_Sayfa Alıntısı_
====
Uzun uzadıya yazmak istemiyorum. Eğer Saatleri Ayarlama
Enstitüsü’nü okuduysanız ve sevdiyseniz veya roman ilginizi çekiyorsa,
romandan uyarlama tiyatro oyununu mutlaka izleyin. Serkan Keskin’in sahnede
harikalar yarattığı, sahne, kostüm ve (spoiler vermeden konuşayım) teknoloji,
görüntü kullanımının fevkaladenin fevkinde olduğu oyunda Serkan Ağabeyimizin on
bir ayrı karaktere büründüğünü (saymadım, yazılan o), kullanılmayan karakterler
ve olaylar olmakla birlikte romana sadık kalındığını ifade edelim.
====
_Sağlanan Veriler_
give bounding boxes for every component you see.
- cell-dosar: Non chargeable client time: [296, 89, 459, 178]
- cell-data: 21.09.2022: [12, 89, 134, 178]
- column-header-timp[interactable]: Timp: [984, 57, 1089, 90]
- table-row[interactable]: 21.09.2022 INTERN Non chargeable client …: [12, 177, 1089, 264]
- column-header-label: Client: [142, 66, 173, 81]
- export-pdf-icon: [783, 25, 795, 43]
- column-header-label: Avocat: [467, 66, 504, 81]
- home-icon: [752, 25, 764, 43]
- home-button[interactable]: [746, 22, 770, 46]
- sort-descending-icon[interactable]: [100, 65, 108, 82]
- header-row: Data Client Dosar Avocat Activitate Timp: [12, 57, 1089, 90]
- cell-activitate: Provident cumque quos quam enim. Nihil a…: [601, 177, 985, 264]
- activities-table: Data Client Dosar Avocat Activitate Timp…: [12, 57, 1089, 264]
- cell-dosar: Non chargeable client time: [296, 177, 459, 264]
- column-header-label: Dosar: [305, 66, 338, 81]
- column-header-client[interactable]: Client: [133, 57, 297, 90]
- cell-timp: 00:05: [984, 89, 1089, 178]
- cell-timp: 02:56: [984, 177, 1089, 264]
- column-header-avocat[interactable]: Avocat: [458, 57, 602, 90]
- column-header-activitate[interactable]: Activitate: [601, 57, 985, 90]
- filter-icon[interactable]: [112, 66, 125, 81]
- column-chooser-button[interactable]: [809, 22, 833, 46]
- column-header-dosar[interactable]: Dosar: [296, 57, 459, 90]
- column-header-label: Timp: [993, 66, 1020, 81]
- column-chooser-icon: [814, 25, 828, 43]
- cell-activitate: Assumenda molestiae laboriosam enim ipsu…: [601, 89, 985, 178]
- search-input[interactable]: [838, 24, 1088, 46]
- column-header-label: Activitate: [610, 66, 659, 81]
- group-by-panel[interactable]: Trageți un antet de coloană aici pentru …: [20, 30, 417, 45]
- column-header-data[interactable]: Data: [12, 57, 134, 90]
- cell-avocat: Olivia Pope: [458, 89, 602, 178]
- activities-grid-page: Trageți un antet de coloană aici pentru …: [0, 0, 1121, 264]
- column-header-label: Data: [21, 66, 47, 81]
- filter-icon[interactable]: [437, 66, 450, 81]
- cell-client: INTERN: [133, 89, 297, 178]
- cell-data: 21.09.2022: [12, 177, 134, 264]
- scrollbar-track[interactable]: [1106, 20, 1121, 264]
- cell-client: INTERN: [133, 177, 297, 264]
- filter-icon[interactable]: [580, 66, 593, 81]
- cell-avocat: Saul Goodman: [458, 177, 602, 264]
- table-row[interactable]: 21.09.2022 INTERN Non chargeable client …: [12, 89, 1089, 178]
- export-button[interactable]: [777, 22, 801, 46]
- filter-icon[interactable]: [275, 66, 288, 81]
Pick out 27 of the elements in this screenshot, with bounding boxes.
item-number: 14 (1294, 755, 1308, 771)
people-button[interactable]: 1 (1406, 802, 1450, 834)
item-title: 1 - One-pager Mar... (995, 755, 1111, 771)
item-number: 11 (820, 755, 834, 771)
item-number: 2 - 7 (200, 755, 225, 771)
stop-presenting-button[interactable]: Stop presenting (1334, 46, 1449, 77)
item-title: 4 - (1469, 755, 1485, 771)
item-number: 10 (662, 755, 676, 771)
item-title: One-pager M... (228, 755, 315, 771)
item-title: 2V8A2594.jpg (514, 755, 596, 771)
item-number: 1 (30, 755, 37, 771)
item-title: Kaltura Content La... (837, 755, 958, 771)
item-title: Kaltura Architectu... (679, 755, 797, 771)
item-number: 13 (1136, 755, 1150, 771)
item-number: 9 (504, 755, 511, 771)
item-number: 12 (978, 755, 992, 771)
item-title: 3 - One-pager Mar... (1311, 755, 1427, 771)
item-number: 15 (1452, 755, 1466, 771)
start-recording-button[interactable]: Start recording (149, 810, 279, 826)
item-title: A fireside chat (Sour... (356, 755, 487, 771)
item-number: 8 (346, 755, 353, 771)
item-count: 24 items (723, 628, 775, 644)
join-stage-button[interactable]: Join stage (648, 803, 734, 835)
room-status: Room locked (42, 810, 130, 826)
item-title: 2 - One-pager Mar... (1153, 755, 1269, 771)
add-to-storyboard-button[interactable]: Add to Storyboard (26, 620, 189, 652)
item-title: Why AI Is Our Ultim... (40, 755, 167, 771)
====
_Amaç A_
Sayfa alıntısında "Uzun uzadıya yazmak" ifadesinden başlayıp "kalındığını ifade edelim." ifadesi de dahil olmak üzere aradaki bölümü aynen yazın.
_Amaç B_
Sayfa alıntısına göre uyarlama oyunda sahnede harikalar yaratan oyuncu kimdir?
Yalnızca sayfa alıntısındaki bilgiler esas alınmalıdır.

_Alıştırma Çözümü A_
Uzun uzadıya yazmak istemiyorum. Eğer Saatleri Ayarlama
Enstitüsü’nü okuduysanız ve sevdiyseniz veya roman ilginizi çekiyorsa,
romandan uyarlama tiyatro oyununu mutlaka izleyin. Serkan Keskin’in sahnede
harikalar yarattığı, sahne, kostüm ve (spoiler vermeden konuşayım) teknoloji,
görüntü kullanımının fevkaladenin fevkinde olduğu oyunda Serkan Ağabeyimizin on
bir ayrı karaktere büründüğünü (saymadım, yazılan o), kullanılmayan karakterler
ve olaylar olmakla birlikte romana sadık kalındığını ifade edelim.

_Alıştırma Çözümü B_
Serkan Keskin.